# Start of EXTRACTED INFORMATION

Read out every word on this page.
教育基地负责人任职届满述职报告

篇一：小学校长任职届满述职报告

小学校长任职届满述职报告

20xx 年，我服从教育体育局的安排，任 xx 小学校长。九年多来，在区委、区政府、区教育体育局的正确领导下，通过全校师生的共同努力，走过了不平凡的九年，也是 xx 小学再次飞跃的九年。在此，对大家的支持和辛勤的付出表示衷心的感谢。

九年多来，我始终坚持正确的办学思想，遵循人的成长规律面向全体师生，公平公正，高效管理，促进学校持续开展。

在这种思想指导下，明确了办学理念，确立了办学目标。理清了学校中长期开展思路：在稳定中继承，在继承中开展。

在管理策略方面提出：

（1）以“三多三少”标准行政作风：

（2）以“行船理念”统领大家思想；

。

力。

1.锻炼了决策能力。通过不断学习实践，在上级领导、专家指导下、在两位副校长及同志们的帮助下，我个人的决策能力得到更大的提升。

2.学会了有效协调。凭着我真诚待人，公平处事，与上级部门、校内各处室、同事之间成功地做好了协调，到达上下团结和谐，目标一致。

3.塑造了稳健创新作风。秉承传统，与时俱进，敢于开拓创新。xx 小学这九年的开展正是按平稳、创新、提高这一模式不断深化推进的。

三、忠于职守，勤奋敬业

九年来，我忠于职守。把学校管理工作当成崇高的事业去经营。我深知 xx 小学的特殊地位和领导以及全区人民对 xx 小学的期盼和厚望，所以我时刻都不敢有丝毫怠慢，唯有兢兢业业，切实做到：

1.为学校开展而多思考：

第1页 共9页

# End of EXTRACTED INFORMATION

PROBLEM TO WORK ON | Transcribe the records above exactly as they appear.

CORRECT RESULT |
Read out every word on this page.
教育基地负责人任职届满述职报告

篇一：小学校长任职届满述职报告

小学校长任职届满述职报告

20xx 年，我服从教育体育局的安排，任 xx 小学校长。九年多来，在区委、区政府、区教育体育局的正确领导下，通过全校师生的共同努力，走过了不平凡的九年，也是 xx 小学再次飞跃的九年。在此，对大家的支持和辛勤的付出表示衷心的感谢。

九年多来，我始终坚持正确的办学思想，遵循人的成长规律面向全体师生，公平公正，高效管理，促进学校持续开展。

在这种思想指导下，明确了办学理念，确立了办学目标。理清了学校中长期开展思路：在稳定中继承，在继承中开展。

在管理策略方面提出：

（1）以“三多三少”标准行政作风：

（2）以“行船理念”统领大家思想；

。

力。

1.锻炼了决策能力。通过不断学习实践，在上级领导、专家指导下、在两位副校长及同志们的帮助下，我个人的决策能力得到更大的提升。

2.学会了有效协调。凭着我真诚待人，公平处事，与上级部门、校内各处室、同事之间成功地做好了协调，到达上下团结和谐，目标一致。

3.塑造了稳健创新作风。秉承传统，与时俱进，敢于开拓创新。xx 小学这九年的开展正是按平稳、创新、提高这一模式不断深化推进的。

三、忠于职守，勤奋敬业

九年来，我忠于职守。把学校管理工作当成崇高的事业去经营。我深知 xx 小学的特殊地位和领导以及全区人民对 xx 小学的期盼和厚望，所以我时刻都不敢有丝毫怠慢，唯有兢兢业业，切实做到：

1.为学校开展而多思考：

第1页 共9页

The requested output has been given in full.